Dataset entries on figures
============================================================
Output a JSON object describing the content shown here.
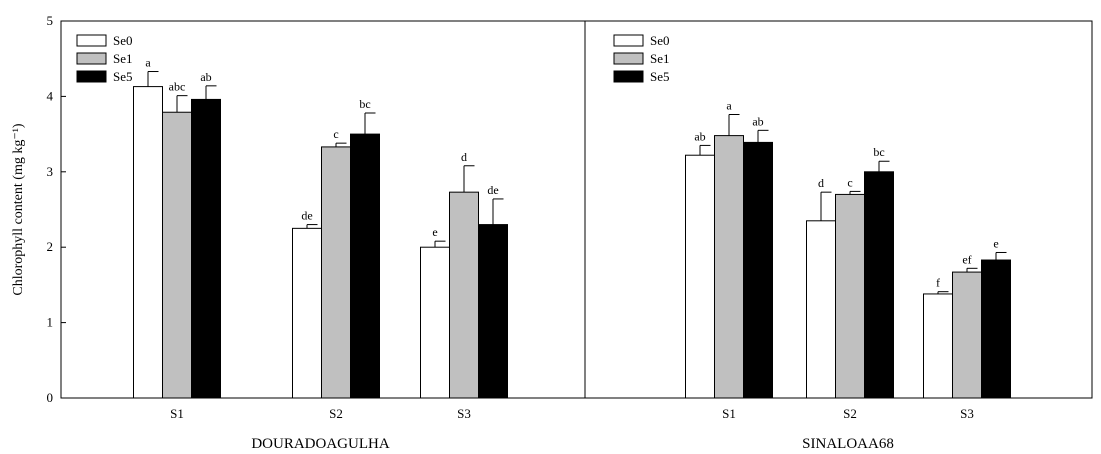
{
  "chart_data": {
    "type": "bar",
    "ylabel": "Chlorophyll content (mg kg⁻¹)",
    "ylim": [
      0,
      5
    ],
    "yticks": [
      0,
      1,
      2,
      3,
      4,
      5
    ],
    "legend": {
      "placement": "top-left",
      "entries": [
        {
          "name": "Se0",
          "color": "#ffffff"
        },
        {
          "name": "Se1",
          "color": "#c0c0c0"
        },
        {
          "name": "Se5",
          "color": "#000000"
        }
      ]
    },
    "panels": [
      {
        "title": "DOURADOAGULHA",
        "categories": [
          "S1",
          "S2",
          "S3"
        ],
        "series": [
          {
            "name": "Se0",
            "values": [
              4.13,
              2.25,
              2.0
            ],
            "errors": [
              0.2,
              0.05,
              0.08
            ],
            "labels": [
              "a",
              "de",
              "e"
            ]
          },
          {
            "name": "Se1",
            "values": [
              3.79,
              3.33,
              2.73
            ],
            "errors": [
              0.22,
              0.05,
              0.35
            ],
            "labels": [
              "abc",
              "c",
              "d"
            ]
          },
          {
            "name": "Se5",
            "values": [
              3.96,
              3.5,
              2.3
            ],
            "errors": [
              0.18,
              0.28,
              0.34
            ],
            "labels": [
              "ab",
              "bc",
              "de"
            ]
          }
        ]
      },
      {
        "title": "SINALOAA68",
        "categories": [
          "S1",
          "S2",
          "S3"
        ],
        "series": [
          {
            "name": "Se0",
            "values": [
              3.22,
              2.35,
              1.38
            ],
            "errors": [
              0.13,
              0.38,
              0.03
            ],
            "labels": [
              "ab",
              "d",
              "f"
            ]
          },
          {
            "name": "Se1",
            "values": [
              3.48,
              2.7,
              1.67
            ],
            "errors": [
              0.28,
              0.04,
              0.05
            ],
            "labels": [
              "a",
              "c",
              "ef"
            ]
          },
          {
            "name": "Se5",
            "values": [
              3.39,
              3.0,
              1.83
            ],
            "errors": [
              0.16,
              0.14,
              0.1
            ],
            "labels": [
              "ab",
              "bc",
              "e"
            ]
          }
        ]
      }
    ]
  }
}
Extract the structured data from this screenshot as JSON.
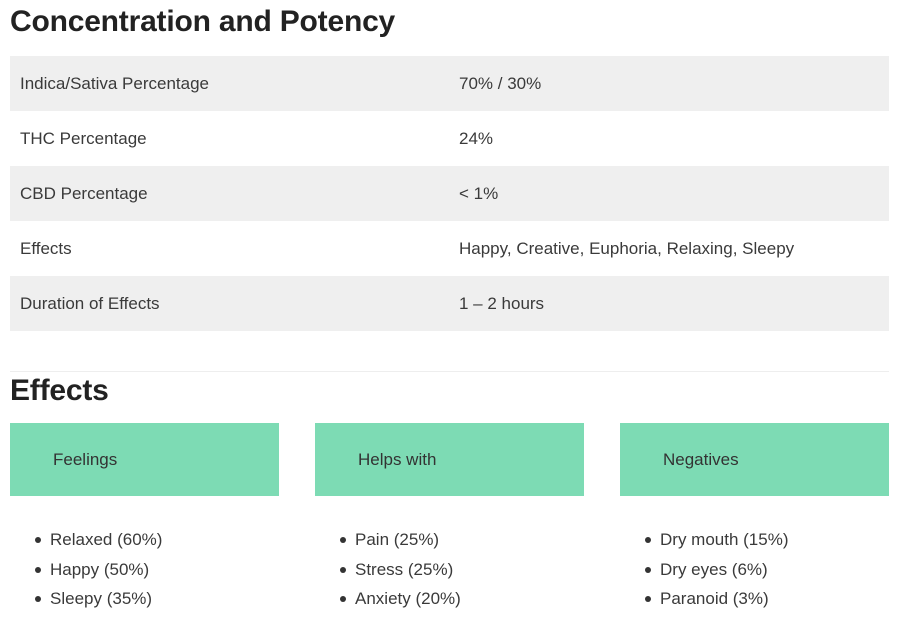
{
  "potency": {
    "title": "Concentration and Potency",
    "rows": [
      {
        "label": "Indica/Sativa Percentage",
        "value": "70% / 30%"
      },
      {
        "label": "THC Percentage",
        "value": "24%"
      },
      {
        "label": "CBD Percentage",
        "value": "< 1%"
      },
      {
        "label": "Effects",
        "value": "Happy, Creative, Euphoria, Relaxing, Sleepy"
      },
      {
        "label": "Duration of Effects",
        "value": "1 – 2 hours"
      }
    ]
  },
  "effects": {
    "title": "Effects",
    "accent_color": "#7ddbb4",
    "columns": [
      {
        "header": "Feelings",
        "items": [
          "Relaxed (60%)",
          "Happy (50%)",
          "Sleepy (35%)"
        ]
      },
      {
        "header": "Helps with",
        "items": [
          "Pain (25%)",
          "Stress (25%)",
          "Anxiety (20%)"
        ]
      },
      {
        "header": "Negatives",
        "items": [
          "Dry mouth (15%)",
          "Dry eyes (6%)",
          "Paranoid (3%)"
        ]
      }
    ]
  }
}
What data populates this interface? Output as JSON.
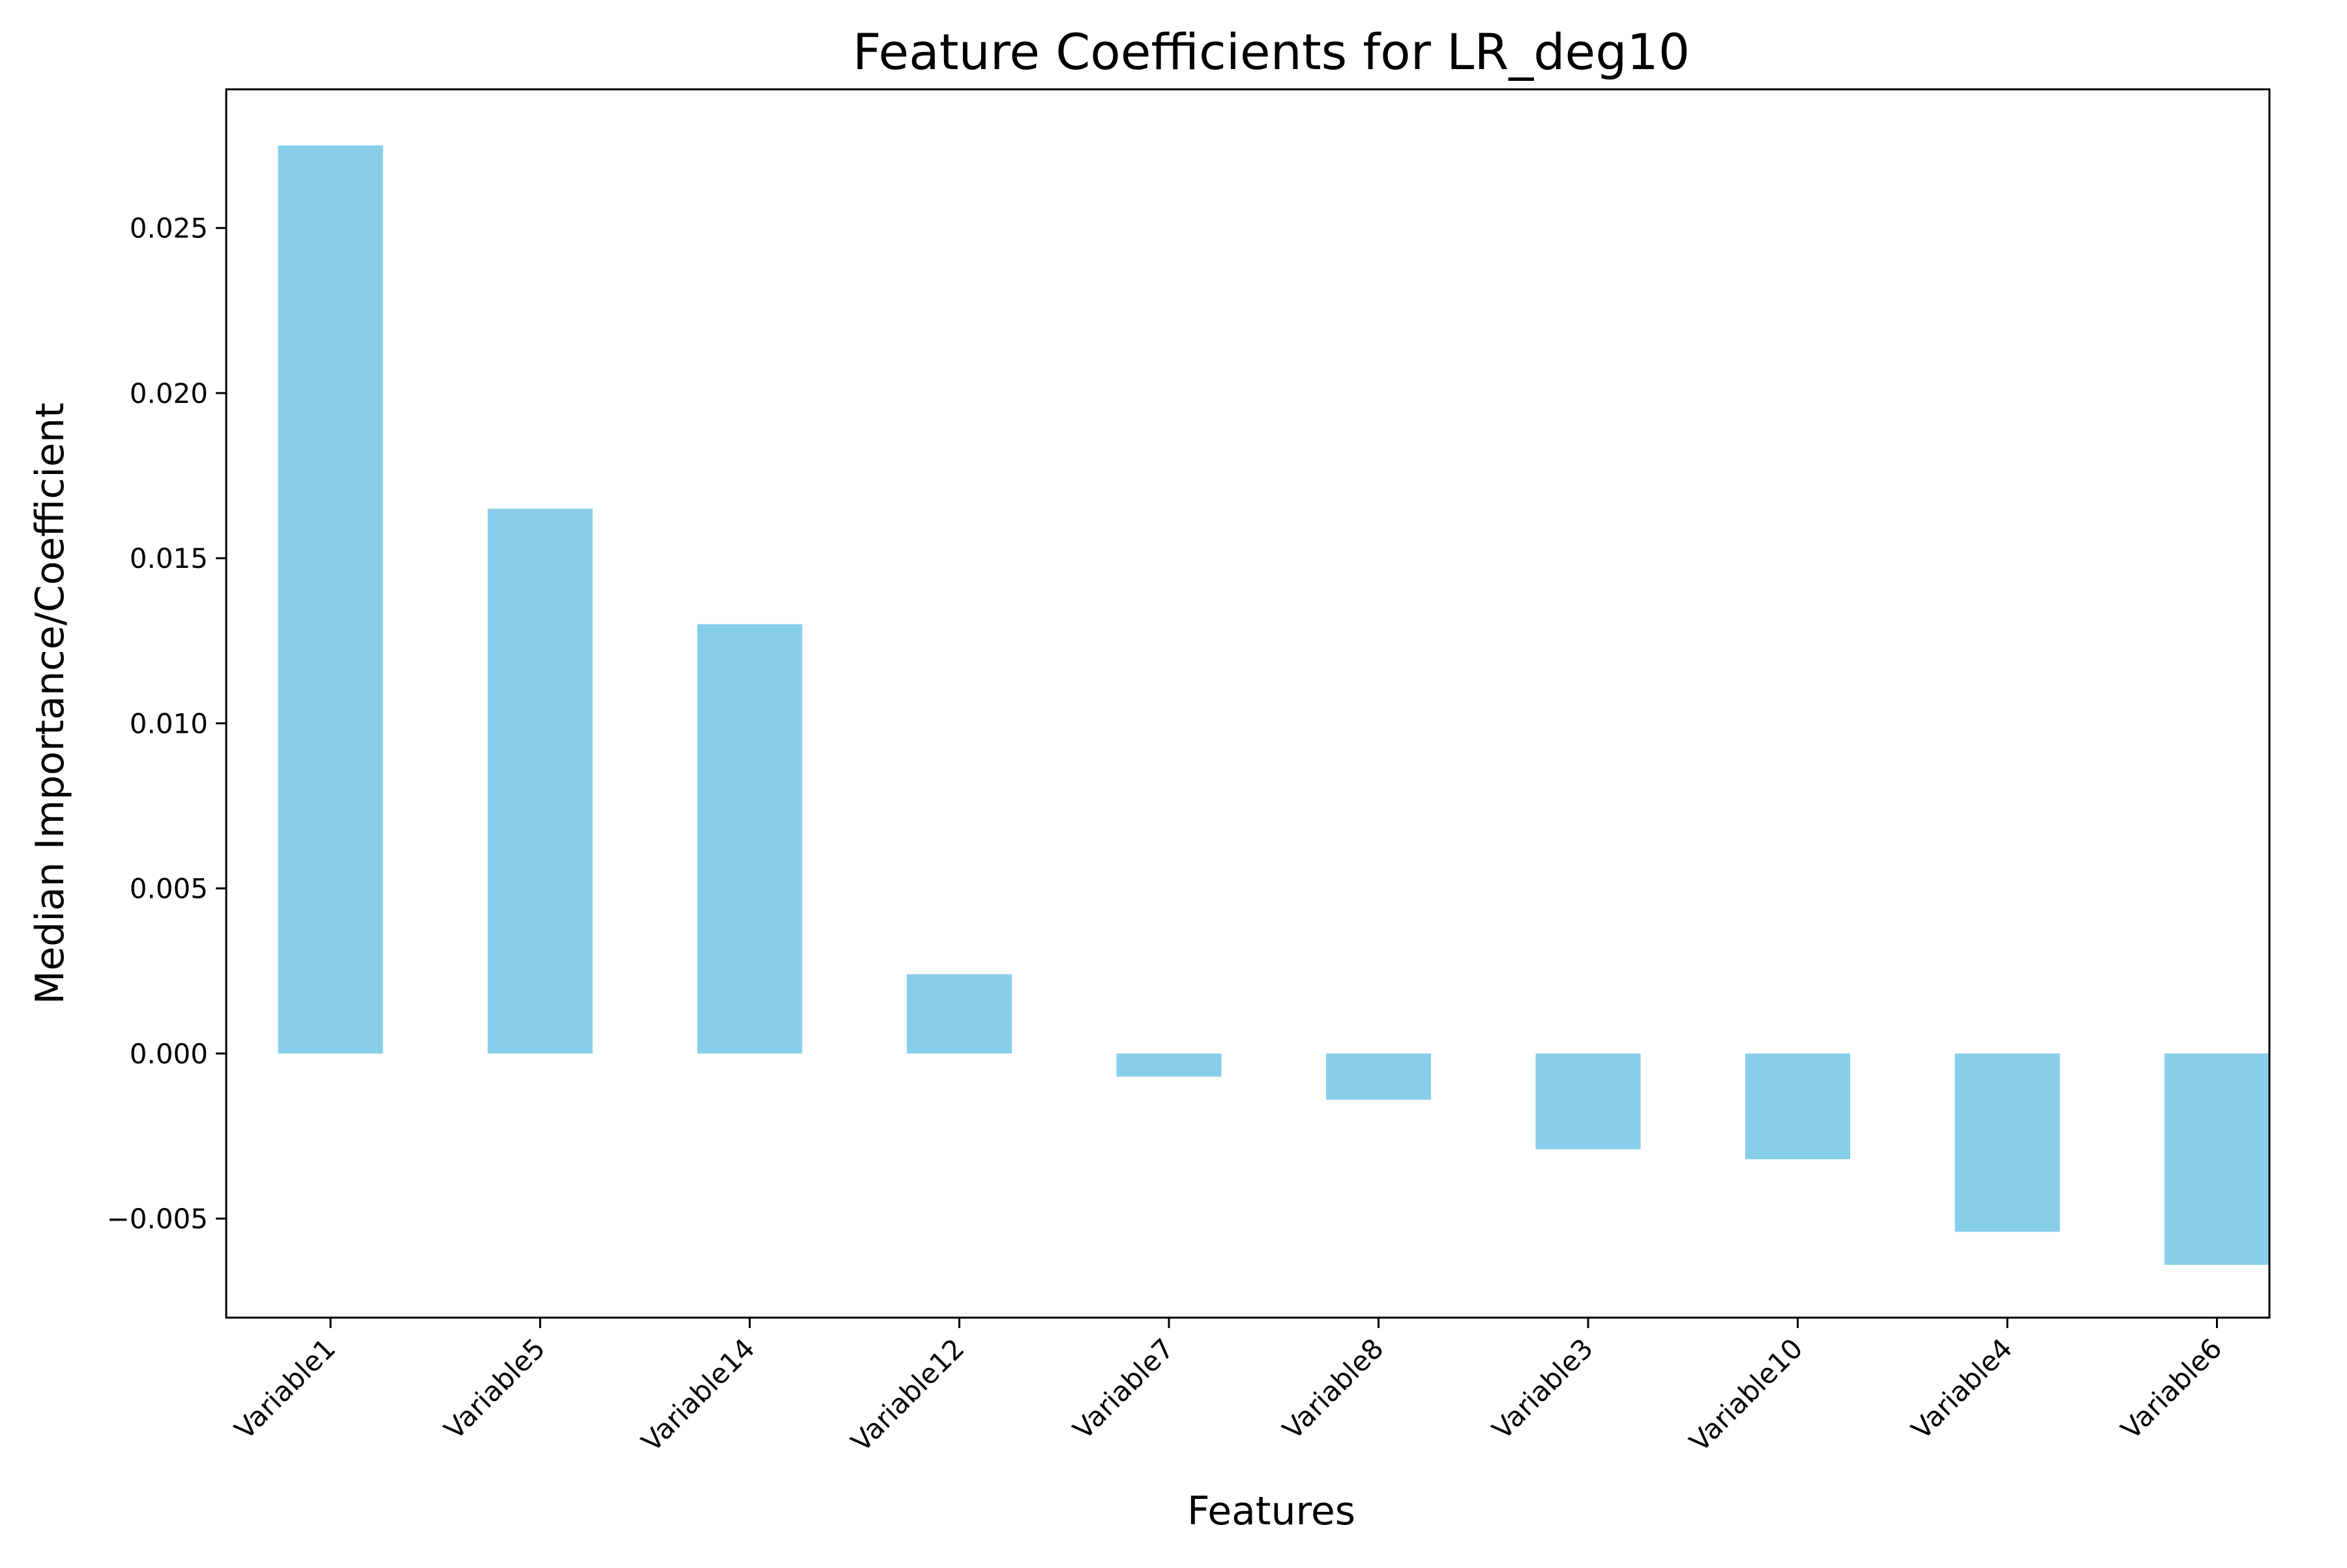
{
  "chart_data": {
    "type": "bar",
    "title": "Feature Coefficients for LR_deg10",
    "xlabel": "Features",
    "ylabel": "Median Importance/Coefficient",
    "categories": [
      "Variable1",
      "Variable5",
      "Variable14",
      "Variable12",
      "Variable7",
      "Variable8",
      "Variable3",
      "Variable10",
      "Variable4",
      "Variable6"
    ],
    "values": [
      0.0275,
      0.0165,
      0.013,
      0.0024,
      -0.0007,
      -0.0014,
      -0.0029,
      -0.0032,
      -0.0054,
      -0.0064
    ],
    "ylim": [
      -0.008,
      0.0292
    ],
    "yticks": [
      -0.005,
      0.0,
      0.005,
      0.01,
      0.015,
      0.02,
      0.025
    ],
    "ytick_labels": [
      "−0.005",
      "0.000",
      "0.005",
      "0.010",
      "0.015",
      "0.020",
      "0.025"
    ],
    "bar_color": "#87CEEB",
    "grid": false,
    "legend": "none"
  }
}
============================================================
Instructions for the task:
Without the pictures, restate all the entries above exactly.

Solution to this exercise:
Output a JSON object describing the content shown here.
{
  "chart_data": {
    "type": "bar",
    "ylabel": "Chlorophyll content (mg kg⁻¹)",
    "ylim": [
      0,
      5
    ],
    "yticks": [
      0,
      1,
      2,
      3,
      4,
      5
    ],
    "legend": {
      "placement": "top-left",
      "entries": [
        {
          "name": "Se0",
          "color": "#ffffff"
        },
        {
          "name": "Se1",
          "color": "#c0c0c0"
        },
        {
          "name": "Se5",
          "color": "#000000"
        }
      ]
    },
    "panels": [
      {
        "title": "DOURADOAGULHA",
        "categories": [
          "S1",
          "S2",
          "S3"
        ],
        "series": [
          {
            "name": "Se0",
            "values": [
              4.13,
              2.25,
              2.0
            ],
            "errors": [
              0.2,
              0.05,
              0.08
            ],
            "labels": [
              "a",
              "de",
              "e"
            ]
          },
          {
            "name": "Se1",
            "values": [
              3.79,
              3.33,
              2.73
            ],
            "errors": [
              0.22,
              0.05,
              0.35
            ],
            "labels": [
              "abc",
              "c",
              "d"
            ]
          },
          {
            "name": "Se5",
            "values": [
              3.96,
              3.5,
              2.3
            ],
            "errors": [
              0.18,
              0.28,
              0.34
            ],
            "labels": [
              "ab",
              "bc",
              "de"
            ]
          }
        ]
      },
      {
        "title": "SINALOAA68",
        "categories": [
          "S1",
          "S2",
          "S3"
        ],
        "series": [
          {
            "name": "Se0",
            "values": [
              3.22,
              2.35,
              1.38
            ],
            "errors": [
              0.13,
              0.38,
              0.03
            ],
            "labels": [
              "ab",
              "d",
              "f"
            ]
          },
          {
            "name": "Se1",
            "values": [
              3.48,
              2.7,
              1.67
            ],
            "errors": [
              0.28,
              0.04,
              0.05
            ],
            "labels": [
              "a",
              "c",
              "ef"
            ]
          },
          {
            "name": "Se5",
            "values": [
              3.39,
              3.0,
              1.83
            ],
            "errors": [
              0.16,
              0.14,
              0.1
            ],
            "labels": [
              "ab",
              "bc",
              "e"
            ]
          }
        ]
      }
    ]
  }
}
Extract the structured data from this screenshot as JSON.
{
  "potency": {
    "title": "Concentration and Potency",
    "rows": [
      {
        "label": "Indica/Sativa Percentage",
        "value": "70% / 30%"
      },
      {
        "label": "THC Percentage",
        "value": "24%"
      },
      {
        "label": "CBD Percentage",
        "value": "< 1%"
      },
      {
        "label": "Effects",
        "value": "Happy, Creative, Euphoria, Relaxing, Sleepy"
      },
      {
        "label": "Duration of Effects",
        "value": "1 – 2 hours"
      }
    ]
  },
  "effects": {
    "title": "Effects",
    "accent_color": "#7ddbb4",
    "columns": [
      {
        "header": "Feelings",
        "items": [
          "Relaxed (60%)",
          "Happy (50%)",
          "Sleepy (35%)"
        ]
      },
      {
        "header": "Helps with",
        "items": [
          "Pain (25%)",
          "Stress (25%)",
          "Anxiety (20%)"
        ]
      },
      {
        "header": "Negatives",
        "items": [
          "Dry mouth (15%)",
          "Dry eyes (6%)",
          "Paranoid (3%)"
        ]
      }
    ]
  }
}
What data populates this interface? Output as JSON.
{
  "chart_data": {
    "type": "bar",
    "title": "Feature Coefficients for LR_deg10",
    "xlabel": "Features",
    "ylabel": "Median Importance/Coefficient",
    "categories": [
      "Variable1",
      "Variable5",
      "Variable14",
      "Variable12",
      "Variable7",
      "Variable8",
      "Variable3",
      "Variable10",
      "Variable4",
      "Variable6"
    ],
    "values": [
      0.0275,
      0.0165,
      0.013,
      0.0024,
      -0.0007,
      -0.0014,
      -0.0029,
      -0.0032,
      -0.0054,
      -0.0064
    ],
    "ylim": [
      -0.008,
      0.0292
    ],
    "yticks": [
      -0.005,
      0.0,
      0.005,
      0.01,
      0.015,
      0.02,
      0.025
    ],
    "ytick_labels": [
      "−0.005",
      "0.000",
      "0.005",
      "0.010",
      "0.015",
      "0.020",
      "0.025"
    ],
    "bar_color": "#87CEEB",
    "grid": false,
    "legend": "none"
  }
}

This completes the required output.